▸ Task description: Return every line below as is, leaving out the pictures.

(Items from a figure collection)
>>>

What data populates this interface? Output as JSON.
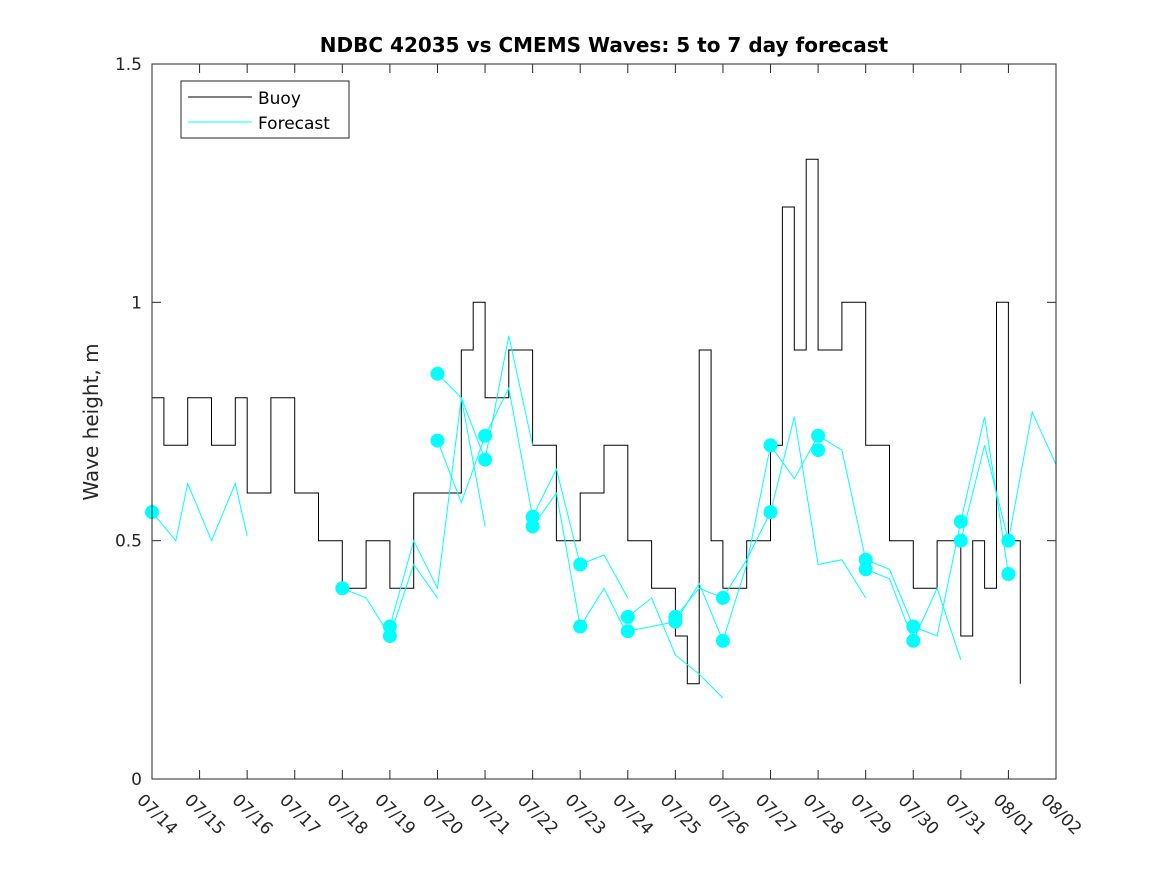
{
  "chart_data": {
    "type": "line",
    "title": "NDBC 42035 vs CMEMS Waves: 5 to 7 day forecast",
    "xlabel": "",
    "ylabel": "Wave height, m",
    "x_unit": "date (MM/DD)",
    "xlim": [
      "07/14",
      "08/02"
    ],
    "ylim": [
      0,
      1.5
    ],
    "x_ticks": [
      "07/14",
      "07/15",
      "07/16",
      "07/17",
      "07/18",
      "07/19",
      "07/20",
      "07/21",
      "07/22",
      "07/23",
      "07/24",
      "07/25",
      "07/26",
      "07/27",
      "07/28",
      "07/29",
      "07/30",
      "07/31",
      "08/01",
      "08/02"
    ],
    "y_ticks": [
      "0",
      "0.5",
      "1",
      "1.5"
    ],
    "grid": false,
    "legend": {
      "position": "top-left",
      "entries": [
        "Buoy",
        "Forecast"
      ]
    },
    "colors": {
      "buoy": "#000000",
      "forecast": "#00ffff"
    },
    "series": [
      {
        "name": "Buoy",
        "x": [
          "07/14",
          "07/14 06:00",
          "07/14 18:00",
          "07/15 06:00",
          "07/15 18:00",
          "07/16",
          "07/16 12:00",
          "07/17",
          "07/17 12:00",
          "07/18",
          "07/18 12:00",
          "07/19",
          "07/19 12:00",
          "07/20",
          "07/20 12:00",
          "07/20 18:00",
          "07/21",
          "07/21 12:00",
          "07/22",
          "07/22 12:00",
          "07/23",
          "07/23 12:00",
          "07/24",
          "07/24 12:00",
          "07/25",
          "07/25 06:00",
          "07/25 12:00",
          "07/25 18:00",
          "07/26",
          "07/26 12:00",
          "07/27",
          "07/27 06:00",
          "07/27 12:00",
          "07/27 18:00",
          "07/28",
          "07/28 12:00",
          "07/29",
          "07/29 12:00",
          "07/30",
          "07/30 12:00",
          "07/31",
          "07/31 06:00",
          "07/31 12:00",
          "07/31 18:00",
          "08/01",
          "08/01 06:00",
          "08/01 06:00"
        ],
        "y": [
          0.8,
          0.7,
          0.8,
          0.7,
          0.8,
          0.6,
          0.8,
          0.6,
          0.5,
          0.4,
          0.5,
          0.4,
          0.6,
          0.6,
          0.9,
          1.0,
          0.8,
          0.9,
          0.7,
          0.5,
          0.6,
          0.7,
          0.5,
          0.4,
          0.3,
          0.2,
          0.9,
          0.5,
          0.4,
          0.5,
          0.7,
          1.2,
          0.9,
          1.3,
          0.9,
          1.0,
          0.7,
          0.5,
          0.4,
          0.5,
          0.3,
          0.5,
          0.4,
          1.0,
          0.5,
          0.3,
          0.2
        ]
      },
      {
        "name": "Forecast",
        "runs": [
          {
            "x": [
              "07/14",
              "07/14 12:00",
              "07/14 18:00",
              "07/15 06:00",
              "07/15 18:00",
              "07/16"
            ],
            "y": [
              0.56,
              0.5,
              0.62,
              0.5,
              0.62,
              0.51
            ]
          },
          {
            "x": [
              "07/18",
              "07/18 12:00",
              "07/19",
              "07/19 12:00",
              "07/20"
            ],
            "y": [
              0.4,
              0.38,
              0.3,
              0.45,
              0.38
            ]
          },
          {
            "x": [
              "07/19",
              "07/19 12:00",
              "07/20",
              "07/20 12:00",
              "07/21"
            ],
            "y": [
              0.32,
              0.5,
              0.4,
              0.8,
              0.53
            ]
          },
          {
            "x": [
              "07/20",
              "07/20 12:00",
              "07/21",
              "07/21 12:00",
              "07/22"
            ],
            "y": [
              0.85,
              0.8,
              0.67,
              0.93,
              0.7
            ]
          },
          {
            "x": [
              "07/20",
              "07/20 12:00",
              "07/21",
              "07/21 12:00",
              "07/22"
            ],
            "y": [
              0.71,
              0.58,
              0.72,
              0.82,
              0.55
            ]
          },
          {
            "x": [
              "07/22",
              "07/22 12:00",
              "07/23",
              "07/23 12:00",
              "07/24"
            ],
            "y": [
              0.55,
              0.65,
              0.45,
              0.47,
              0.38
            ]
          },
          {
            "x": [
              "07/22",
              "07/22 12:00",
              "07/23",
              "07/23 12:00",
              "07/24"
            ],
            "y": [
              0.53,
              0.6,
              0.32,
              0.4,
              0.3
            ]
          },
          {
            "x": [
              "07/24",
              "07/24 12:00",
              "07/25",
              "07/25 12:00",
              "07/26"
            ],
            "y": [
              0.34,
              0.38,
              0.26,
              0.22,
              0.17
            ]
          },
          {
            "x": [
              "07/24",
              "07/24 12:00",
              "07/25",
              "07/25 12:00",
              "07/26"
            ],
            "y": [
              0.31,
              0.32,
              0.33,
              0.41,
              0.29
            ]
          },
          {
            "x": [
              "07/25",
              "07/25 12:00",
              "07/26",
              "07/26 12:00",
              "07/27"
            ],
            "y": [
              0.34,
              0.4,
              0.38,
              0.46,
              0.56
            ]
          },
          {
            "x": [
              "07/26",
              "07/26 12:00",
              "07/27",
              "07/27 12:00",
              "07/28"
            ],
            "y": [
              0.29,
              0.45,
              0.7,
              0.63,
              0.72
            ]
          },
          {
            "x": [
              "07/27",
              "07/27 12:00",
              "07/28",
              "07/28 12:00",
              "07/29"
            ],
            "y": [
              0.56,
              0.76,
              0.45,
              0.46,
              0.38
            ]
          },
          {
            "x": [
              "07/28",
              "07/28 12:00",
              "07/29",
              "07/29 12:00",
              "07/30"
            ],
            "y": [
              0.72,
              0.69,
              0.46,
              0.44,
              0.32
            ]
          },
          {
            "x": [
              "07/29",
              "07/29 12:00",
              "07/30",
              "07/30 12:00",
              "07/31"
            ],
            "y": [
              0.44,
              0.42,
              0.29,
              0.4,
              0.25
            ]
          },
          {
            "x": [
              "07/30",
              "07/30 12:00",
              "07/31",
              "07/31 12:00",
              "08/01"
            ],
            "y": [
              0.32,
              0.3,
              0.54,
              0.76,
              0.43
            ]
          },
          {
            "x": [
              "07/31",
              "07/31 12:00",
              "08/01",
              "08/01 12:00",
              "08/02"
            ],
            "y": [
              0.5,
              0.7,
              0.5,
              0.77,
              0.66
            ]
          }
        ],
        "markers": {
          "x": [
            "07/14",
            "07/18",
            "07/19",
            "07/19",
            "07/20",
            "07/20",
            "07/21",
            "07/21",
            "07/22",
            "07/22",
            "07/23",
            "07/23",
            "07/24",
            "07/24",
            "07/25",
            "07/25",
            "07/26",
            "07/26",
            "07/27",
            "07/27",
            "07/28",
            "07/28",
            "07/29",
            "07/29",
            "07/30",
            "07/30",
            "07/31",
            "07/31",
            "08/01",
            "08/01"
          ],
          "y": [
            0.56,
            0.4,
            0.32,
            0.3,
            0.85,
            0.71,
            0.72,
            0.67,
            0.55,
            0.53,
            0.45,
            0.32,
            0.34,
            0.31,
            0.34,
            0.33,
            0.38,
            0.29,
            0.7,
            0.56,
            0.72,
            0.69,
            0.46,
            0.44,
            0.32,
            0.29,
            0.54,
            0.5,
            0.5,
            0.43
          ]
        }
      }
    ]
  }
}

<<<

▸ Exercise solution:
What data populates this interface? Output as JSON.
{
  "chart_data": {
    "type": "line",
    "title": "NDBC 42035 vs CMEMS Waves: 5 to 7 day forecast",
    "xlabel": "",
    "ylabel": "Wave height, m",
    "x_unit": "date (MM/DD)",
    "xlim": [
      "07/14",
      "08/02"
    ],
    "ylim": [
      0,
      1.5
    ],
    "x_ticks": [
      "07/14",
      "07/15",
      "07/16",
      "07/17",
      "07/18",
      "07/19",
      "07/20",
      "07/21",
      "07/22",
      "07/23",
      "07/24",
      "07/25",
      "07/26",
      "07/27",
      "07/28",
      "07/29",
      "07/30",
      "07/31",
      "08/01",
      "08/02"
    ],
    "y_ticks": [
      "0",
      "0.5",
      "1",
      "1.5"
    ],
    "grid": false,
    "legend": {
      "position": "top-left",
      "entries": [
        "Buoy",
        "Forecast"
      ]
    },
    "colors": {
      "buoy": "#000000",
      "forecast": "#00ffff"
    },
    "series": [
      {
        "name": "Buoy",
        "x": [
          "07/14",
          "07/14 06:00",
          "07/14 18:00",
          "07/15 06:00",
          "07/15 18:00",
          "07/16",
          "07/16 12:00",
          "07/17",
          "07/17 12:00",
          "07/18",
          "07/18 12:00",
          "07/19",
          "07/19 12:00",
          "07/20",
          "07/20 12:00",
          "07/20 18:00",
          "07/21",
          "07/21 12:00",
          "07/22",
          "07/22 12:00",
          "07/23",
          "07/23 12:00",
          "07/24",
          "07/24 12:00",
          "07/25",
          "07/25 06:00",
          "07/25 12:00",
          "07/25 18:00",
          "07/26",
          "07/26 12:00",
          "07/27",
          "07/27 06:00",
          "07/27 12:00",
          "07/27 18:00",
          "07/28",
          "07/28 12:00",
          "07/29",
          "07/29 12:00",
          "07/30",
          "07/30 12:00",
          "07/31",
          "07/31 06:00",
          "07/31 12:00",
          "07/31 18:00",
          "08/01",
          "08/01 06:00",
          "08/01 06:00"
        ],
        "y": [
          0.8,
          0.7,
          0.8,
          0.7,
          0.8,
          0.6,
          0.8,
          0.6,
          0.5,
          0.4,
          0.5,
          0.4,
          0.6,
          0.6,
          0.9,
          1.0,
          0.8,
          0.9,
          0.7,
          0.5,
          0.6,
          0.7,
          0.5,
          0.4,
          0.3,
          0.2,
          0.9,
          0.5,
          0.4,
          0.5,
          0.7,
          1.2,
          0.9,
          1.3,
          0.9,
          1.0,
          0.7,
          0.5,
          0.4,
          0.5,
          0.3,
          0.5,
          0.4,
          1.0,
          0.5,
          0.3,
          0.2
        ]
      },
      {
        "name": "Forecast",
        "runs": [
          {
            "x": [
              "07/14",
              "07/14 12:00",
              "07/14 18:00",
              "07/15 06:00",
              "07/15 18:00",
              "07/16"
            ],
            "y": [
              0.56,
              0.5,
              0.62,
              0.5,
              0.62,
              0.51
            ]
          },
          {
            "x": [
              "07/18",
              "07/18 12:00",
              "07/19",
              "07/19 12:00",
              "07/20"
            ],
            "y": [
              0.4,
              0.38,
              0.3,
              0.45,
              0.38
            ]
          },
          {
            "x": [
              "07/19",
              "07/19 12:00",
              "07/20",
              "07/20 12:00",
              "07/21"
            ],
            "y": [
              0.32,
              0.5,
              0.4,
              0.8,
              0.53
            ]
          },
          {
            "x": [
              "07/20",
              "07/20 12:00",
              "07/21",
              "07/21 12:00",
              "07/22"
            ],
            "y": [
              0.85,
              0.8,
              0.67,
              0.93,
              0.7
            ]
          },
          {
            "x": [
              "07/20",
              "07/20 12:00",
              "07/21",
              "07/21 12:00",
              "07/22"
            ],
            "y": [
              0.71,
              0.58,
              0.72,
              0.82,
              0.55
            ]
          },
          {
            "x": [
              "07/22",
              "07/22 12:00",
              "07/23",
              "07/23 12:00",
              "07/24"
            ],
            "y": [
              0.55,
              0.65,
              0.45,
              0.47,
              0.38
            ]
          },
          {
            "x": [
              "07/22",
              "07/22 12:00",
              "07/23",
              "07/23 12:00",
              "07/24"
            ],
            "y": [
              0.53,
              0.6,
              0.32,
              0.4,
              0.3
            ]
          },
          {
            "x": [
              "07/24",
              "07/24 12:00",
              "07/25",
              "07/25 12:00",
              "07/26"
            ],
            "y": [
              0.34,
              0.38,
              0.26,
              0.22,
              0.17
            ]
          },
          {
            "x": [
              "07/24",
              "07/24 12:00",
              "07/25",
              "07/25 12:00",
              "07/26"
            ],
            "y": [
              0.31,
              0.32,
              0.33,
              0.41,
              0.29
            ]
          },
          {
            "x": [
              "07/25",
              "07/25 12:00",
              "07/26",
              "07/26 12:00",
              "07/27"
            ],
            "y": [
              0.34,
              0.4,
              0.38,
              0.46,
              0.56
            ]
          },
          {
            "x": [
              "07/26",
              "07/26 12:00",
              "07/27",
              "07/27 12:00",
              "07/28"
            ],
            "y": [
              0.29,
              0.45,
              0.7,
              0.63,
              0.72
            ]
          },
          {
            "x": [
              "07/27",
              "07/27 12:00",
              "07/28",
              "07/28 12:00",
              "07/29"
            ],
            "y": [
              0.56,
              0.76,
              0.45,
              0.46,
              0.38
            ]
          },
          {
            "x": [
              "07/28",
              "07/28 12:00",
              "07/29",
              "07/29 12:00",
              "07/30"
            ],
            "y": [
              0.72,
              0.69,
              0.46,
              0.44,
              0.32
            ]
          },
          {
            "x": [
              "07/29",
              "07/29 12:00",
              "07/30",
              "07/30 12:00",
              "07/31"
            ],
            "y": [
              0.44,
              0.42,
              0.29,
              0.4,
              0.25
            ]
          },
          {
            "x": [
              "07/30",
              "07/30 12:00",
              "07/31",
              "07/31 12:00",
              "08/01"
            ],
            "y": [
              0.32,
              0.3,
              0.54,
              0.76,
              0.43
            ]
          },
          {
            "x": [
              "07/31",
              "07/31 12:00",
              "08/01",
              "08/01 12:00",
              "08/02"
            ],
            "y": [
              0.5,
              0.7,
              0.5,
              0.77,
              0.66
            ]
          }
        ],
        "markers": {
          "x": [
            "07/14",
            "07/18",
            "07/19",
            "07/19",
            "07/20",
            "07/20",
            "07/21",
            "07/21",
            "07/22",
            "07/22",
            "07/23",
            "07/23",
            "07/24",
            "07/24",
            "07/25",
            "07/25",
            "07/26",
            "07/26",
            "07/27",
            "07/27",
            "07/28",
            "07/28",
            "07/29",
            "07/29",
            "07/30",
            "07/30",
            "07/31",
            "07/31",
            "08/01",
            "08/01"
          ],
          "y": [
            0.56,
            0.4,
            0.32,
            0.3,
            0.85,
            0.71,
            0.72,
            0.67,
            0.55,
            0.53,
            0.45,
            0.32,
            0.34,
            0.31,
            0.34,
            0.33,
            0.38,
            0.29,
            0.7,
            0.56,
            0.72,
            0.69,
            0.46,
            0.44,
            0.32,
            0.29,
            0.54,
            0.5,
            0.5,
            0.43
          ]
        }
      }
    ]
  }
}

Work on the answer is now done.